WHAT IS EXPECTED: Copy out the data below as written; omit any images.

Collection entries:
== == ==
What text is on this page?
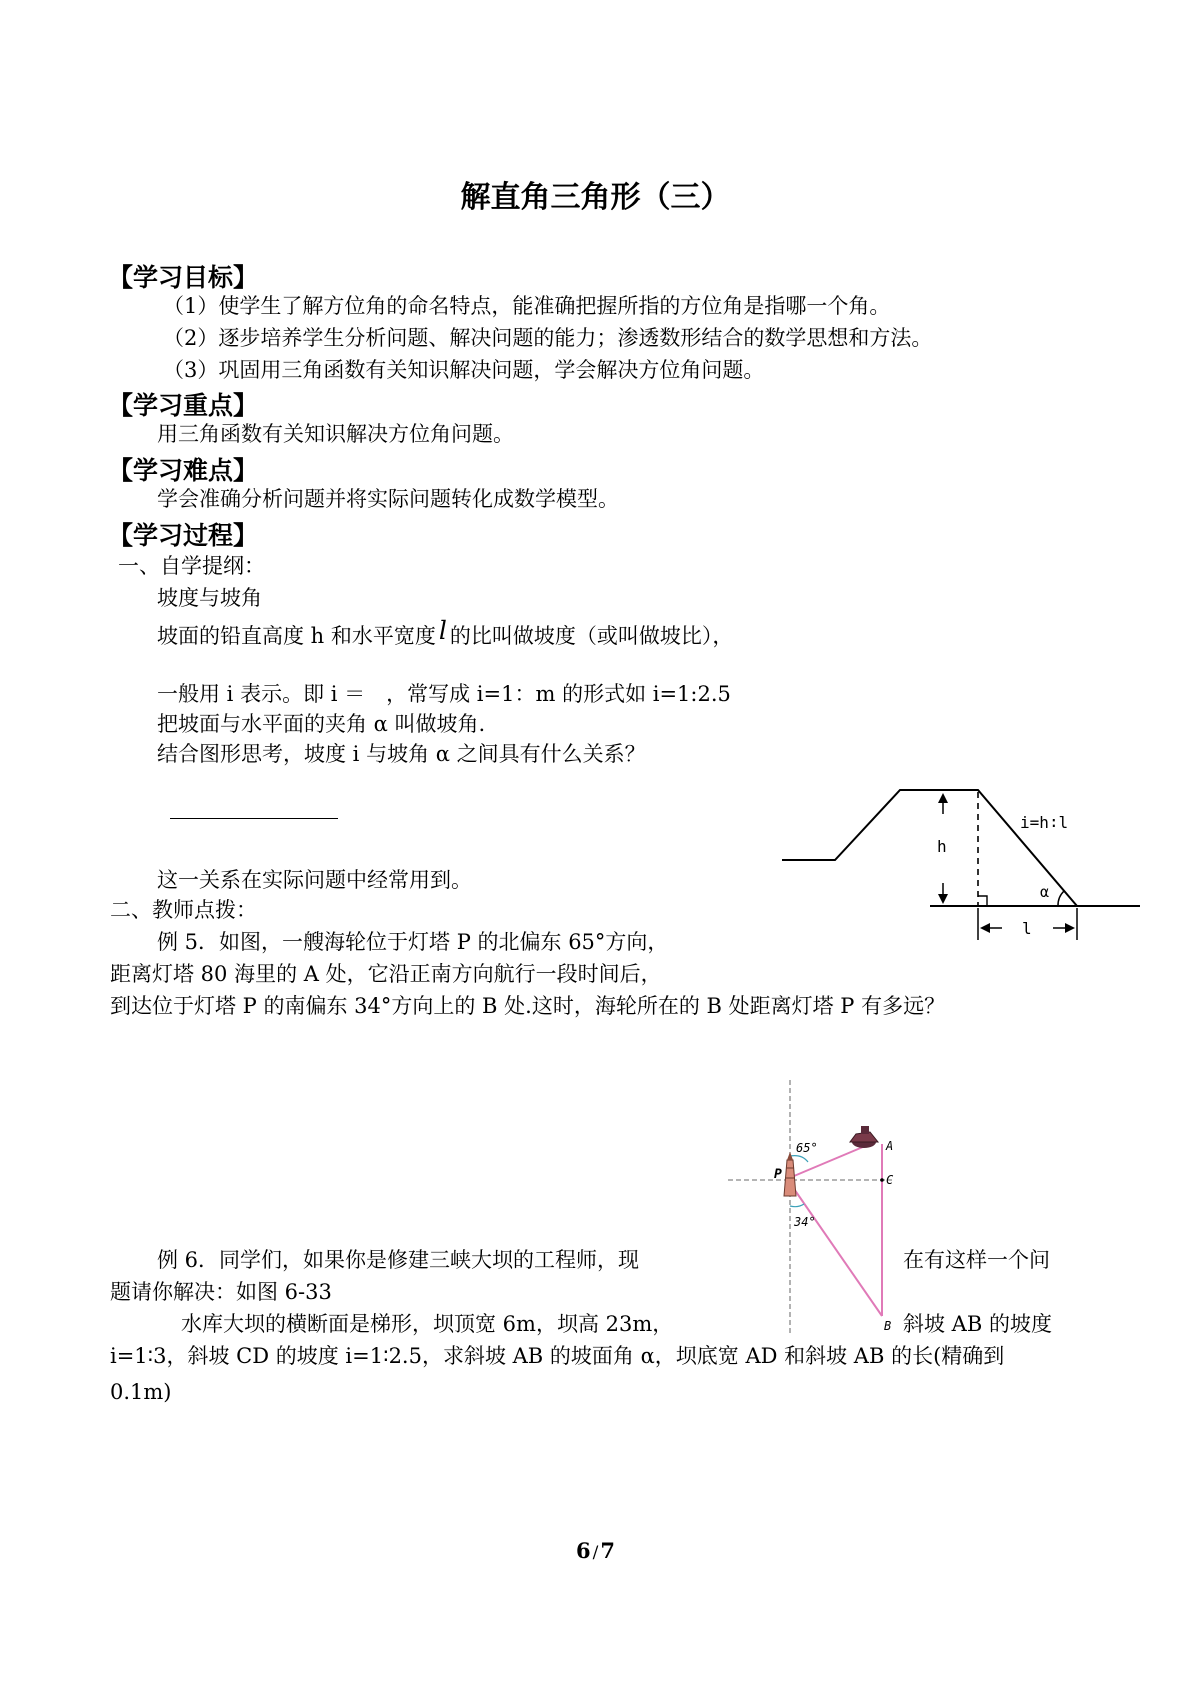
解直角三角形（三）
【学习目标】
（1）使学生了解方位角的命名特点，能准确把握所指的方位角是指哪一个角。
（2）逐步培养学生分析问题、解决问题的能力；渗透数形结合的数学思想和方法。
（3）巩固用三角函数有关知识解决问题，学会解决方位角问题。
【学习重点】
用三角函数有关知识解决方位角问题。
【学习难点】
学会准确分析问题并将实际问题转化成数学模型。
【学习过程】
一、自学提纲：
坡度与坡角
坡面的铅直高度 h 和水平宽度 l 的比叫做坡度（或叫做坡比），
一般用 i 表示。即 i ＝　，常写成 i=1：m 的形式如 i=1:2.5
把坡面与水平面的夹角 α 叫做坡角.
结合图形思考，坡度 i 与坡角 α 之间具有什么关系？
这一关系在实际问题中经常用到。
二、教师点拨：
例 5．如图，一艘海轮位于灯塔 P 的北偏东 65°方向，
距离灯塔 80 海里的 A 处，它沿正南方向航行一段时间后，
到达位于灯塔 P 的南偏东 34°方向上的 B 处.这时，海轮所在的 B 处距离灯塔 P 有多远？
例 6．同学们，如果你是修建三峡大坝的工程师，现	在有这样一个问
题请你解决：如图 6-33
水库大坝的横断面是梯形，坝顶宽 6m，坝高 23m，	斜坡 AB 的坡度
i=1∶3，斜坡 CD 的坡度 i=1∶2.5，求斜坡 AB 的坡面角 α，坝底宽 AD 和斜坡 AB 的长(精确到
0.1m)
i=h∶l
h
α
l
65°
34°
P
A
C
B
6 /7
== == ==
SOLUTION TO THIS EXERCISE:
What text is on this page?
解直角三角形（三）
【学习目标】
（1）使学生了解方位角的命名特点，能准确把握所指的方位角是指哪一个角。
（2）逐步培养学生分析问题、解决问题的能力；渗透数形结合的数学思想和方法。
（3）巩固用三角函数有关知识解决问题，学会解决方位角问题。
【学习重点】
用三角函数有关知识解决方位角问题。
【学习难点】
学会准确分析问题并将实际问题转化成数学模型。
【学习过程】
一、自学提纲：
坡度与坡角
坡面的铅直高度 h 和水平宽度 l 的比叫做坡度（或叫做坡比），
一般用 i 表示。即 i ＝　，常写成 i=1：m 的形式如 i=1:2.5
把坡面与水平面的夹角 α 叫做坡角.
结合图形思考，坡度 i 与坡角 α 之间具有什么关系？
这一关系在实际问题中经常用到。
二、教师点拨：
例 5．如图，一艘海轮位于灯塔 P 的北偏东 65°方向，
距离灯塔 80 海里的 A 处，它沿正南方向航行一段时间后，
到达位于灯塔 P 的南偏东 34°方向上的 B 处.这时，海轮所在的 B 处距离灯塔 P 有多远？
例 6．同学们，如果你是修建三峡大坝的工程师，现	在有这样一个问
题请你解决：如图 6-33
水库大坝的横断面是梯形，坝顶宽 6m，坝高 23m，	斜坡 AB 的坡度
i=1∶3，斜坡 CD 的坡度 i=1∶2.5，求斜坡 AB 的坡面角 α，坝底宽 AD 和斜坡 AB 的长(精确到
0.1m)
i=h∶l
h
α
l
65°
34°
P
A
C
B
6 /7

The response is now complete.